> Records for the task:

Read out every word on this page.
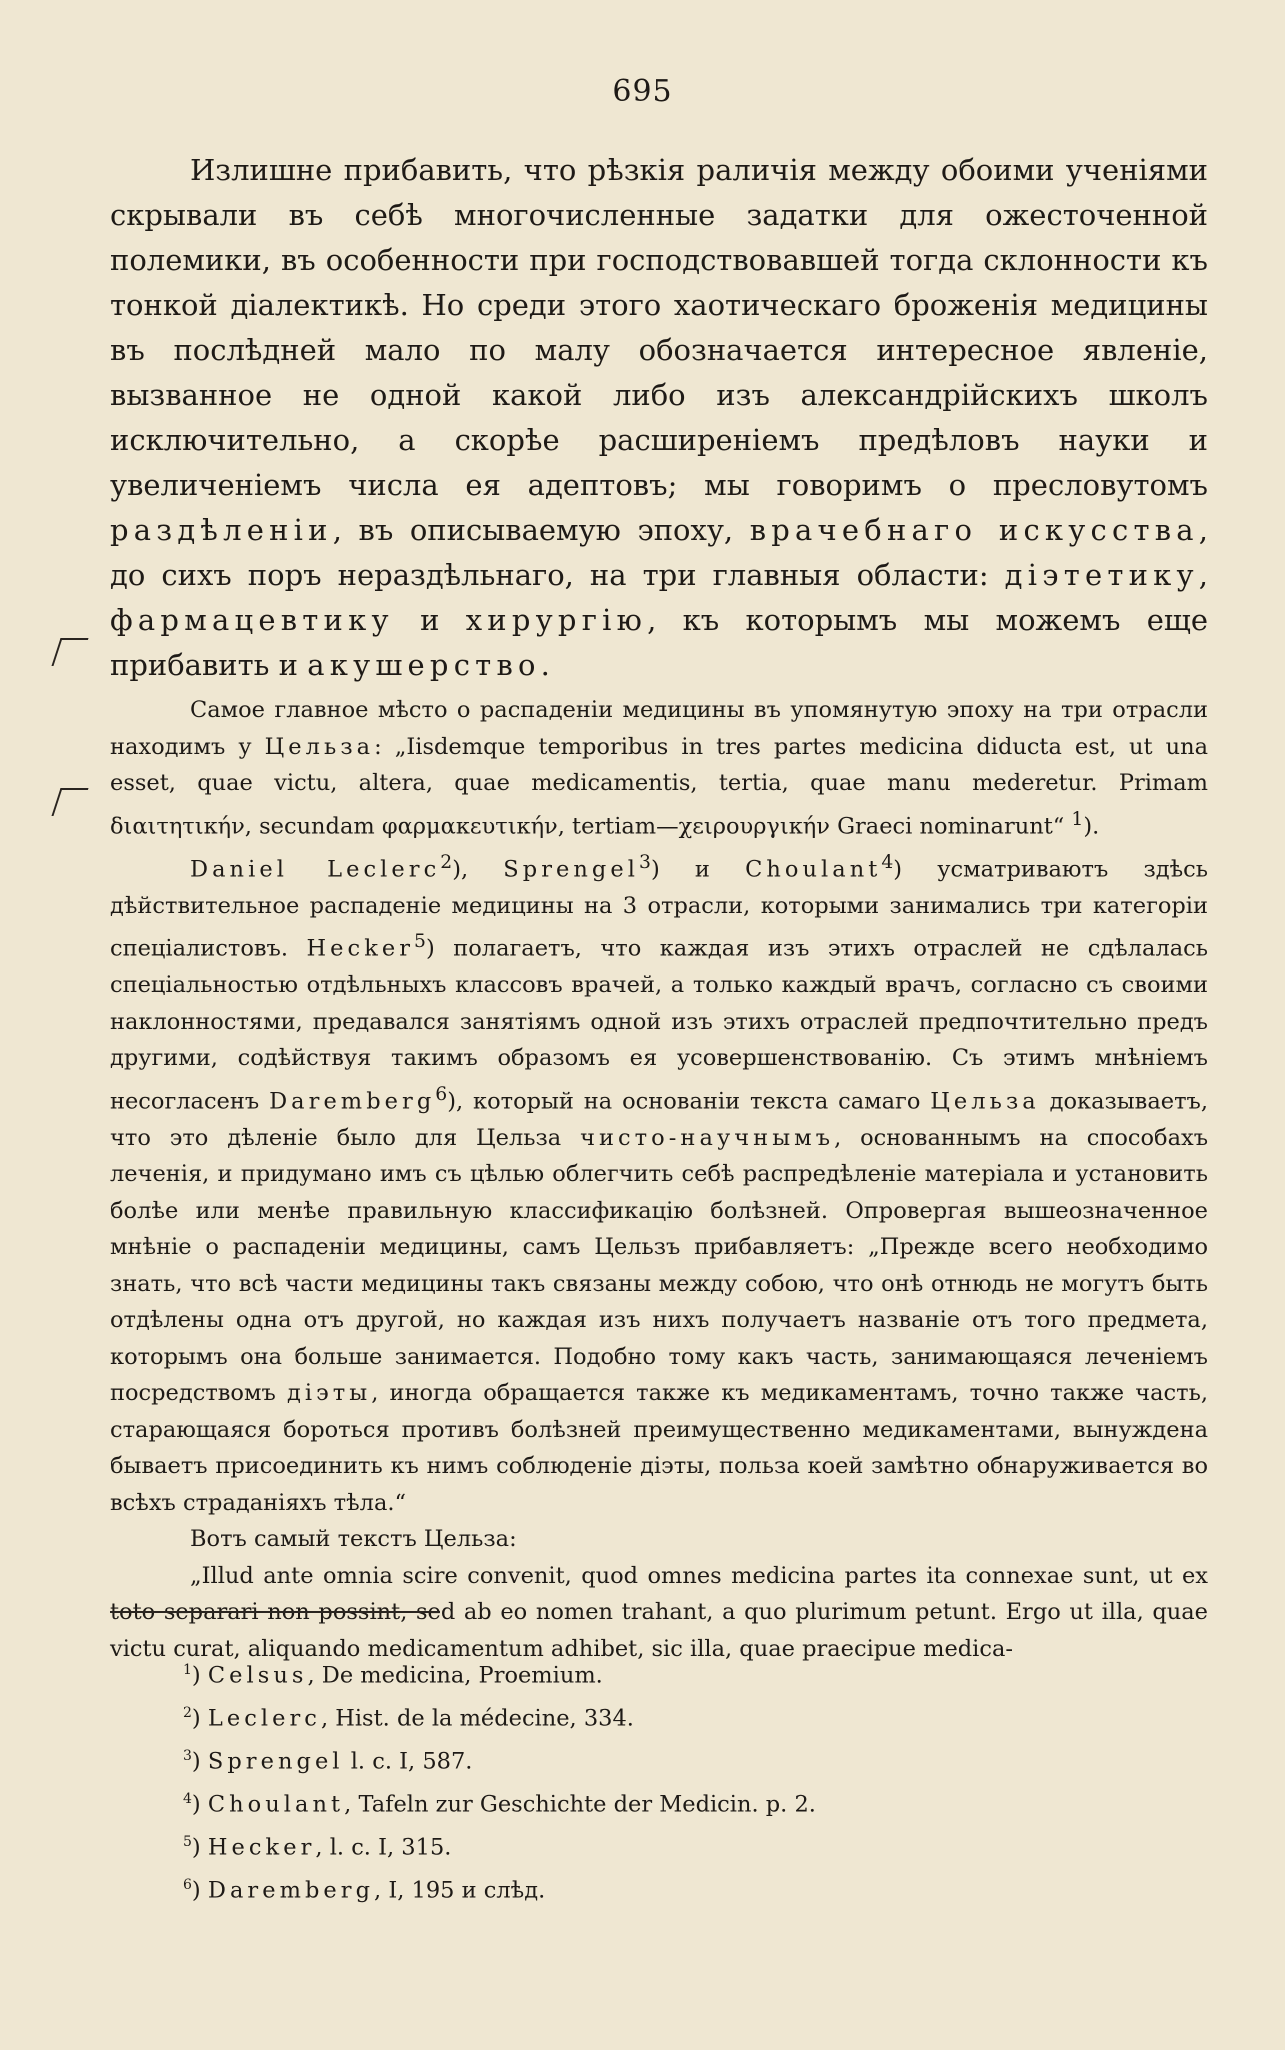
695

Излишне прибавить, что рѣзкія раличія между обоими ученіями скрывали въ себѣ многочисленные задатки для ожесточенной полемики, въ особенности при господствовавшей тогда склонности къ тонкой діалектикѣ. Но среди этого хаотическаго броженія медицины въ послѣдней мало по малу обозначается интересное явленіе, вызванное не одной какой либо изъ александрійскихъ школъ исключительно, а скорѣе расширеніемъ предѣловъ науки и увеличеніемъ числа ея адептовъ; мы говоримъ о пресловутомъ раздѣленіи, въ описываемую эпоху, врачебнаго искусства, до сихъ поръ нераздѣльнаго, на три главныя области: діэтетику, фармацевтику и хирургію, къ которымъ мы можемъ еще прибавить и акушерство.

Самое главное мѣсто о распаденіи медицины въ упомянутую эпоху на три отрасли находимъ у Цельза: „Iisdemque temporibus in tres partes medicina diducta est, ut una esset, quae victu, altera, quae medicamentis, tertia, quae manu mederetur. Primam διαιτητικήν, secundam φαρμακευτικήν, tertiam—χειρουργικήν Graeci nominarunt“ $^1$).

Daniel Leclerc$^2$), Sprengel$^3$) и Choulant$^4$) усматриваютъ здѣсь дѣйствительное распаденіе медицины на 3 отрасли, которыми занимались три категоріи спеціалистовъ. Hecker$^5$) полагаетъ, что каждая изъ этихъ отраслей не сдѣлалась спеціальностью отдѣльныхъ классовъ врачей, а только каждый врачъ, согласно съ своими наклонностями, предавался занятіямъ одной изъ этихъ отраслей предпочтительно предъ другими, содѣйствуя такимъ образомъ ея усовершенствованію. Съ этимъ мнѣніемъ несогласенъ Daremberg$^6$), который на основаніи текста самаго Цельза доказываетъ, что это дѣленіе было для Цельза чисто-научнымъ, основаннымъ на способахъ леченія, и придумано имъ съ цѣлью облегчить себѣ распредѣленіе матеріала и установить болѣе или менѣе правильную классификацію болѣзней. Опровергая вышеозначенное мнѣніе о распаденіи медицины, самъ Цельзъ прибавляетъ: „Прежде всего необходимо знать, что всѣ части медицины такъ связаны между собою, что онѣ отнюдь не могутъ быть отдѣлены одна отъ другой, но каждая изъ нихъ получаетъ названіе отъ того предмета, которымъ она больше занимается. Подобно тому какъ часть, занимающаяся леченіемъ посредствомъ діэты, иногда обращается также къ медикаментамъ, точно также часть, старающаяся бороться противъ болѣзней преимущественно медикаментами, вынуждена бываетъ присоединить къ нимъ соблюденіе діэты, польза коей замѣтно обнаруживается во всѣхъ страданіяхъ тѣла.“

Вотъ самый текстъ Цельза:

„Illud ante omnia scire convenit, quod omnes medicina partes ita connexae sunt, ut ex toto separari non possint, sed ab eo nomen trahant, a quo plurimum petunt. Ergo ut illa, quae victu curat, aliquando medicamentum adhibet, sic illa, quae praecipue medica-

$^1$) Celsus, De medicina, Proemium.
$^2$) Leclerc, Hist. de la médecine, 334.
$^3$) Sprengel l. c. I, 587.
$^4$) Choulant, Tafeln zur Geschichte der Medicin. p. 2.
$^5$) Hecker, l. c. I, 315.
$^6$) Daremberg, I, 195 и слѣд.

> Given instruction: Reproduce every line exactly and omit all pictures.

> Task result:
Read out every word on this page.
695

Излишне прибавить, что рѣзкія раличія между обоими ученіями скрывали въ себѣ многочисленные задатки для ожесточенной полемики, въ особенности при господствовавшей тогда склонности къ тонкой діалектикѣ. Но среди этого хаотическаго броженія медицины въ послѣдней мало по малу обозначается интересное явленіе, вызванное не одной какой либо изъ александрійскихъ школъ исключительно, а скорѣе расширеніемъ предѣловъ науки и увеличеніемъ числа ея адептовъ; мы говоримъ о пресловутомъ раздѣленіи, въ описываемую эпоху, врачебнаго искусства, до сихъ поръ нераздѣльнаго, на три главныя области: діэтетику, фармацевтику и хирургію, къ которымъ мы можемъ еще прибавить и акушерство.

Самое главное мѣсто о распаденіи медицины въ упомянутую эпоху на три отрасли находимъ у Цельза: „Iisdemque temporibus in tres partes medicina diducta est, ut una esset, quae victu, altera, quae medicamentis, tertia, quae manu mederetur. Primam διαιτητικήν, secundam φαρμακευτικήν, tertiam—χειρουργικήν Graeci nominarunt“ $^1$).

Daniel Leclerc$^2$), Sprengel$^3$) и Choulant$^4$) усматриваютъ здѣсь дѣйствительное распаденіе медицины на 3 отрасли, которыми занимались три категоріи спеціалистовъ. Hecker$^5$) полагаетъ, что каждая изъ этихъ отраслей не сдѣлалась спеціальностью отдѣльныхъ классовъ врачей, а только каждый врачъ, согласно съ своими наклонностями, предавался занятіямъ одной изъ этихъ отраслей предпочтительно предъ другими, содѣйствуя такимъ образомъ ея усовершенствованію. Съ этимъ мнѣніемъ несогласенъ Daremberg$^6$), который на основаніи текста самаго Цельза доказываетъ, что это дѣленіе было для Цельза чисто-научнымъ, основаннымъ на способахъ леченія, и придумано имъ съ цѣлью облегчить себѣ распредѣленіе матеріала и установить болѣе или менѣе правильную классификацію болѣзней. Опровергая вышеозначенное мнѣніе о распаденіи медицины, самъ Цельзъ прибавляетъ: „Прежде всего необходимо знать, что всѣ части медицины такъ связаны между собою, что онѣ отнюдь не могутъ быть отдѣлены одна отъ другой, но каждая изъ нихъ получаетъ названіе отъ того предмета, которымъ она больше занимается. Подобно тому какъ часть, занимающаяся леченіемъ посредствомъ діэты, иногда обращается также къ медикаментамъ, точно также часть, старающаяся бороться противъ болѣзней преимущественно медикаментами, вынуждена бываетъ присоединить къ нимъ соблюденіе діэты, польза коей замѣтно обнаруживается во всѣхъ страданіяхъ тѣла.“

Вотъ самый текстъ Цельза:

„Illud ante omnia scire convenit, quod omnes medicina partes ita connexae sunt, ut ex toto separari non possint, sed ab eo nomen trahant, a quo plurimum petunt. Ergo ut illa, quae victu curat, aliquando medicamentum adhibet, sic illa, quae praecipue medica-

$^1$) Celsus, De medicina, Proemium.
$^2$) Leclerc, Hist. de la médecine, 334.
$^3$) Sprengel l. c. I, 587.
$^4$) Choulant, Tafeln zur Geschichte der Medicin. p. 2.
$^5$) Hecker, l. c. I, 315.
$^6$) Daremberg, I, 195 и слѣд.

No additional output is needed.